WRITTEN PROBLEM:
In the interview below, list every platform Adam Levy names as one he uses to create, host or distribute his content.

ARTICLE:

Adams Stack and How it All Works Together

Love it. Okay, so let’s take all that and now focus on you. And I want to dive more into, you know, if you would, if you had just shouted out, Adam, as you know, web three creators doing something good, like, let’s talk about why the things you’re doing are working, maybe even not working, if you have any insights on that. But your, I want to get to know your web three creator playbook that you’re using for Mint and you just touched on some of them. I mean, I heard sub stack, farcaster. I mean, you talked about discord. When I was thinking through this, what I see from you is, podcast leading into free NFTs, leading into newsletter, and also leading into limited edition NFTs, that aren’t free. So those are some of the things I’m seeing online, but yet, you share with me your stack and like how it all works together?

Adam Levy: Yeah. Okay. I’ve never publicly talked about my stack and a whole kind of like comprehensive discussion. So, I got to think about how I sort of funnel this. Okay, so one of the things that I try to focus on as a crypto native creator, okay, is I need to find a way to kind of like create a direct line of communication to my listeners, and find a way to also, right, that’s like the web two component and find a way to sort of capture value and share value from like a web three component, right? So, my content stack very much works on sub stack. So, I think I’m now almost at 30,000 subscribers on sub stack, okay, very much like Spotify, right? Apple podcasts and kind of using Buzz sprout to be my distributor, and hosting platform for all my audio content. I also use YouTube but I don’t focus too much time on that. I just try to focus on like audio and writing. So those are like the ways that kind of propagate messages. And I trust the sub stack algorithms and get Spotify and podcasting algorithms to sort of distribute my content accordingly. And then I try to find ways to funnel in into try to reward users through free NFTs, on my website. So, if you go to Adam, every single season of the podcast, I give a free NFT, okay. And I can sort of do this by kind of seeing how people are engaging with my content across sub stack, right, and how they’re sort of listening to my stuff across Spotify, how they’re engaging with my newsletter, whatever it may be. And I integrate this free NFT element because it’s a cool way to sort of like capture engagement and reward the user for being a participant in a specific season along the way, right?

INFORMATION SUPPLIED:

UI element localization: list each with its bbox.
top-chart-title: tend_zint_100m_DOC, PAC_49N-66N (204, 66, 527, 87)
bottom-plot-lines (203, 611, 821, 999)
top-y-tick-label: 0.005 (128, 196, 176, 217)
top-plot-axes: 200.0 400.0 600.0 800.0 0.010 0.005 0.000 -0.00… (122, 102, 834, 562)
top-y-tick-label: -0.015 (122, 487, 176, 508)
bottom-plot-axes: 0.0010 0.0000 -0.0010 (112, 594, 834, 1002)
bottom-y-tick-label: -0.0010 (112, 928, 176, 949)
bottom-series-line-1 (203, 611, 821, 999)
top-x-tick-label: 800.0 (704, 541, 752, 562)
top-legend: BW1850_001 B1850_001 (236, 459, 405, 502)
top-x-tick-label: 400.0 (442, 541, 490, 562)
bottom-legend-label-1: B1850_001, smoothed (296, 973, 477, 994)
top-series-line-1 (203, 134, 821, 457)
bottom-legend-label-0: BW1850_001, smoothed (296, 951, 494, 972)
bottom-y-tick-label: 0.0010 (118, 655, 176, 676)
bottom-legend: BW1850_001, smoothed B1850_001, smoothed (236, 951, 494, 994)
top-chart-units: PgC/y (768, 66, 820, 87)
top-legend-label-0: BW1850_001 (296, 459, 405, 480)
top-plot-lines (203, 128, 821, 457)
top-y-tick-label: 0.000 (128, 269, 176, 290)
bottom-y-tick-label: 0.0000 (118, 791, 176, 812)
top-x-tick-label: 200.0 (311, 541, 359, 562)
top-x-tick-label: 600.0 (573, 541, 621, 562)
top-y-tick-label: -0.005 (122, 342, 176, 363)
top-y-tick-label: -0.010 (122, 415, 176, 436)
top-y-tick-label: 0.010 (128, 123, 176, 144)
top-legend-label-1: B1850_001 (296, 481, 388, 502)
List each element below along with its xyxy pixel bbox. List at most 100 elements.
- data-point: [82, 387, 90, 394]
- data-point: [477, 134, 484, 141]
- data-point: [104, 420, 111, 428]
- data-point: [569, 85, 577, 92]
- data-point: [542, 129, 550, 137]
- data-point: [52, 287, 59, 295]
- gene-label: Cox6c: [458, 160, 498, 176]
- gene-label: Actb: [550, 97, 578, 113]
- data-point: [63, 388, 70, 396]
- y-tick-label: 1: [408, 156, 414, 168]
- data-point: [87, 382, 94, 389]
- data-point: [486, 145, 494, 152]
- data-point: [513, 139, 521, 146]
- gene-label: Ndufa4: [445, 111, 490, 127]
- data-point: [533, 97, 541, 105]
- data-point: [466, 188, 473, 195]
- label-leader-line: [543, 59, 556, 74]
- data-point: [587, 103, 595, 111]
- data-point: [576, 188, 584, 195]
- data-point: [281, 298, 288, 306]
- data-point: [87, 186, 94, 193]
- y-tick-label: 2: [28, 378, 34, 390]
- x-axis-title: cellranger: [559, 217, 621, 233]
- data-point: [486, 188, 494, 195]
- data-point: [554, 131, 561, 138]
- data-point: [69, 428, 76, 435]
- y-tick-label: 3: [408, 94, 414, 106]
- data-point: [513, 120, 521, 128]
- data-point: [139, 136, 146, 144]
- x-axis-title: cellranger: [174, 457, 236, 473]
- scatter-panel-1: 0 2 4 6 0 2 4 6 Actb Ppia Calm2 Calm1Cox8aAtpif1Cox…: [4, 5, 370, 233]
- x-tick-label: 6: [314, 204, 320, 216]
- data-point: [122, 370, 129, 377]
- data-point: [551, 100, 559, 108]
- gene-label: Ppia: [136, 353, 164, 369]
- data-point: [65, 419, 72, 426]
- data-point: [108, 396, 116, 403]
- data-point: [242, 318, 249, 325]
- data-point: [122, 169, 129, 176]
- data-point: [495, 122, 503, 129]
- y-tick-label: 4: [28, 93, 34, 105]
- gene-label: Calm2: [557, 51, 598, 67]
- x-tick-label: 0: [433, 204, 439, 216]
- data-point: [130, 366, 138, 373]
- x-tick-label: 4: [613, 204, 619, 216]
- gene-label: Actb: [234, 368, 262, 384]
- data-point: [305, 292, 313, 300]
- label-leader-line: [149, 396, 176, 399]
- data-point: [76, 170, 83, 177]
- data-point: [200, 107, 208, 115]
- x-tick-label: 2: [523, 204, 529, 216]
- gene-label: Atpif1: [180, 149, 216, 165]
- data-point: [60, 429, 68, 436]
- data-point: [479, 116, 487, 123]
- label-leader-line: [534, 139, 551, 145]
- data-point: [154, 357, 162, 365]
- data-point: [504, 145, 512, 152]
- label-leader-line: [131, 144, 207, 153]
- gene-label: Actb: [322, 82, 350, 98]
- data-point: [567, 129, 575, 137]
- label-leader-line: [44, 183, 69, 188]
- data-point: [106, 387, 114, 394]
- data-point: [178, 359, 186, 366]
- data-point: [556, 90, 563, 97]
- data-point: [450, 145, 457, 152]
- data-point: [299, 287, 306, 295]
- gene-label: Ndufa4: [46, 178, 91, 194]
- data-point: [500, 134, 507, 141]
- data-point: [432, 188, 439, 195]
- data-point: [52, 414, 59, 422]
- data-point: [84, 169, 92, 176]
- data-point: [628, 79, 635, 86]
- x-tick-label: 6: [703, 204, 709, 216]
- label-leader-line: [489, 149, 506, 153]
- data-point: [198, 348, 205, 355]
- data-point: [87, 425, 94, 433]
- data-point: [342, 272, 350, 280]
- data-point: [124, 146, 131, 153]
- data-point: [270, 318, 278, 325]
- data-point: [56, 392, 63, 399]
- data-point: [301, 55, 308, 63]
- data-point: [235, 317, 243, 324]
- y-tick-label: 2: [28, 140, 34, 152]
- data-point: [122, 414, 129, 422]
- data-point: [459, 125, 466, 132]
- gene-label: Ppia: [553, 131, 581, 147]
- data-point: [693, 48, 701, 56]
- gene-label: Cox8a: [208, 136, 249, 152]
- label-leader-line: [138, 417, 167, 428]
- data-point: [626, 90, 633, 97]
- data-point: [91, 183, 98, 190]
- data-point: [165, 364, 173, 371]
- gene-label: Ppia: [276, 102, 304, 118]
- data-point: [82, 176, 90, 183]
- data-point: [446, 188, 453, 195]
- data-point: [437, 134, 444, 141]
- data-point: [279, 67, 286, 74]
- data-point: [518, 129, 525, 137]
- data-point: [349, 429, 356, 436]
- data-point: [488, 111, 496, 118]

---

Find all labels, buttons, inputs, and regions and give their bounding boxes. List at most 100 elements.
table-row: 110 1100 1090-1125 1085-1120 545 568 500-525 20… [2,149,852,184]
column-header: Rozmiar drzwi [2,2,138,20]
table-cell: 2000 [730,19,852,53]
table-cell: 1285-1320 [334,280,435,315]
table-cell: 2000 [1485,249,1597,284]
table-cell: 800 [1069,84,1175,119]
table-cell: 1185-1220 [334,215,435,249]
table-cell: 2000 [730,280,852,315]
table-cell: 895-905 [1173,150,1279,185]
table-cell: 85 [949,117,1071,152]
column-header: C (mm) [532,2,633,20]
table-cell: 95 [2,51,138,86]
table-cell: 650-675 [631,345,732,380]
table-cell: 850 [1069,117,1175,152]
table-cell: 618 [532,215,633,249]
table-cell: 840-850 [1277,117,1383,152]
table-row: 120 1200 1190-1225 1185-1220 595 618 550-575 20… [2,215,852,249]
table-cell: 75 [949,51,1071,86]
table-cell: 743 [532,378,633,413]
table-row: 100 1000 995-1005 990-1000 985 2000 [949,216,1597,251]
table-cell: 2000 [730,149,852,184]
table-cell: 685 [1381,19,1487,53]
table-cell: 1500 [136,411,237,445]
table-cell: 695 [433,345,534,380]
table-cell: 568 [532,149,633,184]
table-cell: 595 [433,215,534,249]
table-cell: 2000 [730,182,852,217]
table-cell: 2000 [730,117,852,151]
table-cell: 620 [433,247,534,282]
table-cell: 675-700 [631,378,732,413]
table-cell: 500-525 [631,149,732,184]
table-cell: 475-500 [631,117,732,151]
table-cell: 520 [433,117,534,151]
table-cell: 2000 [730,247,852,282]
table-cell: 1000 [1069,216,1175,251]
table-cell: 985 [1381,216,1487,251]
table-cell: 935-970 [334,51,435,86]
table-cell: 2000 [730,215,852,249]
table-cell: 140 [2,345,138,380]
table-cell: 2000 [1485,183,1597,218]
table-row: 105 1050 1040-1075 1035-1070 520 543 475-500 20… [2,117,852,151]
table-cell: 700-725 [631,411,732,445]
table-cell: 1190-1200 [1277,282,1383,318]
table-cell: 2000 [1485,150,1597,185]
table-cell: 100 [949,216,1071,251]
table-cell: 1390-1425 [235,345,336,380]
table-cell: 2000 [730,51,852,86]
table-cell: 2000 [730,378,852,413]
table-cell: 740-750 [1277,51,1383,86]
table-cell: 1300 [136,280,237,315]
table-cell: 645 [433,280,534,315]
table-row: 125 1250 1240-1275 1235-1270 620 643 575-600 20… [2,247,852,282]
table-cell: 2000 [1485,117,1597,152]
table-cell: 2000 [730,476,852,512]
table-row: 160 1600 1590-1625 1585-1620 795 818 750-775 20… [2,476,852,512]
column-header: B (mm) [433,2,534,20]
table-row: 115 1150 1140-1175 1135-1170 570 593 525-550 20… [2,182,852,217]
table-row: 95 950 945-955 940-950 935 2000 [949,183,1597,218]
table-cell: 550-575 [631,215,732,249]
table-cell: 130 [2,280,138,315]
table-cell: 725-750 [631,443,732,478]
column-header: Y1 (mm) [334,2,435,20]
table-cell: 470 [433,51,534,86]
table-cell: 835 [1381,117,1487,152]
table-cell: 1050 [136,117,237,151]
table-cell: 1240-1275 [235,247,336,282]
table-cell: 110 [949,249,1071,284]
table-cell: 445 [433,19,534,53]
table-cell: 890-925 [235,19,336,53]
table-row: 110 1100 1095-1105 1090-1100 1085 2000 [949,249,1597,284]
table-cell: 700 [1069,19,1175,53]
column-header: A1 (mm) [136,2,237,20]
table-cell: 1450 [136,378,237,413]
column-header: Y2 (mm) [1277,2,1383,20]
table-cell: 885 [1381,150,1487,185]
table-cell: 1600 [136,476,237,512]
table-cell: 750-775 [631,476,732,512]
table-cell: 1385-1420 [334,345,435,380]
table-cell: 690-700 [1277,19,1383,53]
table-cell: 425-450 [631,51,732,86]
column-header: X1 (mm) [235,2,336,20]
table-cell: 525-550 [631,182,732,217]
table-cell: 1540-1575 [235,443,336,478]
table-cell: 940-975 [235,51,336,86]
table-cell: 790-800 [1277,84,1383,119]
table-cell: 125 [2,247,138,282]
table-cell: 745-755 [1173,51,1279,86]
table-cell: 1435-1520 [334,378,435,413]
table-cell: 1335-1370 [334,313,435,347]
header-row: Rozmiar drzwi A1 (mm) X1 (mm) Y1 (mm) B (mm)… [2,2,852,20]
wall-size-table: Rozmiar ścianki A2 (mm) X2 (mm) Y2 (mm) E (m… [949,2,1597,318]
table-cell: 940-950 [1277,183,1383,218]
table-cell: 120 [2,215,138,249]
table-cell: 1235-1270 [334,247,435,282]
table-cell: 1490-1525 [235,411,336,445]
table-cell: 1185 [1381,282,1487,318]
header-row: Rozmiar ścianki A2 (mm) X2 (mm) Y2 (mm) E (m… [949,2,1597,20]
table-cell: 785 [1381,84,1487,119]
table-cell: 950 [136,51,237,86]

ANSWER IN FULL:
- sub stack
- Spotify
- Apple podcasts
- Buzz sprout
- YouTube